(TASK INPUT):

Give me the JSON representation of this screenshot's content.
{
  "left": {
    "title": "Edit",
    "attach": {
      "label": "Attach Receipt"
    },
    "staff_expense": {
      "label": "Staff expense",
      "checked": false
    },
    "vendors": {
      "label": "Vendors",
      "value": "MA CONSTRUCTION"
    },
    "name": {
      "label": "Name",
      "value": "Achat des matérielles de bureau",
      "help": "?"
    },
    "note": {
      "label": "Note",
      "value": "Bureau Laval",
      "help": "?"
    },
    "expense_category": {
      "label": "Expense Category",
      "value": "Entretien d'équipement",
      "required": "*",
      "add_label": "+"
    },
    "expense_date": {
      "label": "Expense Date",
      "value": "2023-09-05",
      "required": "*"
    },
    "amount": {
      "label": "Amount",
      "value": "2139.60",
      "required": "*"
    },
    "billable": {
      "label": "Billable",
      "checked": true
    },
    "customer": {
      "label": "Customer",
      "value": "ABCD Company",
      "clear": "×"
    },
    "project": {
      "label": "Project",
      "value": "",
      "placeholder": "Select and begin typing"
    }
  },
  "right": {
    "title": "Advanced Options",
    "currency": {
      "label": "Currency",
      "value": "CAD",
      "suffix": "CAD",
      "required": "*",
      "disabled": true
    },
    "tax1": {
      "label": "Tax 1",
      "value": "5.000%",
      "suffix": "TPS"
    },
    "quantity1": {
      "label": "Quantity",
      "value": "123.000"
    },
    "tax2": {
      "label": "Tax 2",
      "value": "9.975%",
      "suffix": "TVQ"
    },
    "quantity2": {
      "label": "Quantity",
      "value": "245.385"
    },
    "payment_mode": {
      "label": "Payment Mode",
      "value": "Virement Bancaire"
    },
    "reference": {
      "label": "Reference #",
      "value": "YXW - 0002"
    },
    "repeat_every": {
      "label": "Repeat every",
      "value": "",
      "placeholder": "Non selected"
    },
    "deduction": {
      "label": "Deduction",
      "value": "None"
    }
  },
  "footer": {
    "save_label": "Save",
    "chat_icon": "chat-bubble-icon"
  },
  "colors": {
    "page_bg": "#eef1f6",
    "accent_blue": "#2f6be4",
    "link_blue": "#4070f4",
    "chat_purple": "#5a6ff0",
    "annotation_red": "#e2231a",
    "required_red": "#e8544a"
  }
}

(REQUIRED WORK):
Reproduce the records word for word.

(OUTPUT BELOW):
Give me the JSON representation of this screenshot's content.
{
  "left": {
    "title": "Edit",
    "attach": {
      "label": "Attach Receipt"
    },
    "staff_expense": {
      "label": "Staff expense",
      "checked": false
    },
    "vendors": {
      "label": "Vendors",
      "value": "MA CONSTRUCTION"
    },
    "name": {
      "label": "Name",
      "value": "Achat des matérielles de bureau",
      "help": "?"
    },
    "note": {
      "label": "Note",
      "value": "Bureau Laval",
      "help": "?"
    },
    "expense_category": {
      "label": "Expense Category",
      "value": "Entretien d'équipement",
      "required": "*",
      "add_label": "+"
    },
    "expense_date": {
      "label": "Expense Date",
      "value": "2023-09-05",
      "required": "*"
    },
    "amount": {
      "label": "Amount",
      "value": "2139.60",
      "required": "*"
    },
    "billable": {
      "label": "Billable",
      "checked": true
    },
    "customer": {
      "label": "Customer",
      "value": "ABCD Company",
      "clear": "×"
    },
    "project": {
      "label": "Project",
      "value": "",
      "placeholder": "Select and begin typing"
    }
  },
  "right": {
    "title": "Advanced Options",
    "currency": {
      "label": "Currency",
      "value": "CAD",
      "suffix": "CAD",
      "required": "*",
      "disabled": true
    },
    "tax1": {
      "label": "Tax 1",
      "value": "5.000%",
      "suffix": "TPS"
    },
    "quantity1": {
      "label": "Quantity",
      "value": "123.000"
    },
    "tax2": {
      "label": "Tax 2",
      "value": "9.975%",
      "suffix": "TVQ"
    },
    "quantity2": {
      "label": "Quantity",
      "value": "245.385"
    },
    "payment_mode": {
      "label": "Payment Mode",
      "value": "Virement Bancaire"
    },
    "reference": {
      "label": "Reference #",
      "value": "YXW - 0002"
    },
    "repeat_every": {
      "label": "Repeat every",
      "value": "",
      "placeholder": "Non selected"
    },
    "deduction": {
      "label": "Deduction",
      "value": "None"
    }
  },
  "footer": {
    "save_label": "Save",
    "chat_icon": "chat-bubble-icon"
  },
  "colors": {
    "page_bg": "#eef1f6",
    "accent_blue": "#2f6be4",
    "link_blue": "#4070f4",
    "chat_purple": "#5a6ff0",
    "annotation_red": "#e2231a",
    "required_red": "#e8544a"
  }
}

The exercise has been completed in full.